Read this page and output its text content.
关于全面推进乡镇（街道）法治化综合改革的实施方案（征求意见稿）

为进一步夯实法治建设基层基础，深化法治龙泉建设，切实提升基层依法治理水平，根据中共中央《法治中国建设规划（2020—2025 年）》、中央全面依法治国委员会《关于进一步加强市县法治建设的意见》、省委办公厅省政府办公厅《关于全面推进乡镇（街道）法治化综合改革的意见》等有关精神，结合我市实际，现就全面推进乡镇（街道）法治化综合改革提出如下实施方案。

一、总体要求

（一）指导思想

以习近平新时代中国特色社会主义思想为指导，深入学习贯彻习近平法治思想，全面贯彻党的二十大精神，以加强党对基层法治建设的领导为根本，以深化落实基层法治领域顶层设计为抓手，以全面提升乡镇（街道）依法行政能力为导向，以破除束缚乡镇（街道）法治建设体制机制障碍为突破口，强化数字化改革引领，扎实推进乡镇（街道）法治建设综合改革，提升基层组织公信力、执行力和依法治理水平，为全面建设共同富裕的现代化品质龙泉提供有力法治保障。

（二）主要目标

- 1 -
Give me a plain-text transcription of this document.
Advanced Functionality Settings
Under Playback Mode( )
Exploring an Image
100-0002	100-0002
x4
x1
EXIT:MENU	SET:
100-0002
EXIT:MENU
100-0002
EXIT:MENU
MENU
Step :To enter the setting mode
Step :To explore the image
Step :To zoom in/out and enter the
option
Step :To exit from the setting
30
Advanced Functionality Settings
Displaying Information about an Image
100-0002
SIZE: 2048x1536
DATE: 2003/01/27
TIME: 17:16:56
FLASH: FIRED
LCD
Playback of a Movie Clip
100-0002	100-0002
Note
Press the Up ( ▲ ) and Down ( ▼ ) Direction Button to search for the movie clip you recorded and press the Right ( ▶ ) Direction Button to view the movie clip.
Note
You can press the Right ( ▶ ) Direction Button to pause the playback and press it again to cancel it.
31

══════

**BRIEF**
Make an exact copy of the records.

**RESULT BELOW**
Read this page and output its text content.
关于全面推进乡镇（街道）法治化综合改革的实施方案（征求意见稿）

为进一步夯实法治建设基层基础，深化法治龙泉建设，切实提升基层依法治理水平，根据中共中央《法治中国建设规划（2020—2025 年）》、中央全面依法治国委员会《关于进一步加强市县法治建设的意见》、省委办公厅省政府办公厅《关于全面推进乡镇（街道）法治化综合改革的意见》等有关精神，结合我市实际，现就全面推进乡镇（街道）法治化综合改革提出如下实施方案。

一、总体要求

（一）指导思想

以习近平新时代中国特色社会主义思想为指导，深入学习贯彻习近平法治思想，全面贯彻党的二十大精神，以加强党对基层法治建设的领导为根本，以深化落实基层法治领域顶层设计为抓手，以全面提升乡镇（街道）依法行政能力为导向，以破除束缚乡镇（街道）法治建设体制机制障碍为突破口，强化数字化改革引领，扎实推进乡镇（街道）法治建设综合改革，提升基层组织公信力、执行力和依法治理水平，为全面建设共同富裕的现代化品质龙泉提供有力法治保障。

（二）主要目标

- 1 -
Give me a plain-text transcription of this document.
Advanced Functionality Settings
Under Playback Mode( )
Exploring an Image
100-0002	100-0002
x4
x1
EXIT:MENU	SET:
100-0002
EXIT:MENU
100-0002
EXIT:MENU
MENU
Step :To enter the setting mode
Step :To explore the image
Step :To zoom in/out and enter the
option
Step :To exit from the setting
30
Advanced Functionality Settings
Displaying Information about an Image
100-0002
SIZE: 2048x1536
DATE: 2003/01/27
TIME: 17:16:56
FLASH: FIRED
LCD
Playback of a Movie Clip
100-0002	100-0002
Note
Press the Up ( ▲ ) and Down ( ▼ ) Direction Button to search for the movie clip you recorded and press the Right ( ▶ ) Direction Button to view the movie clip.
Note
You can press the Right ( ▶ ) Direction Button to pause the playback and press it again to cancel it.
31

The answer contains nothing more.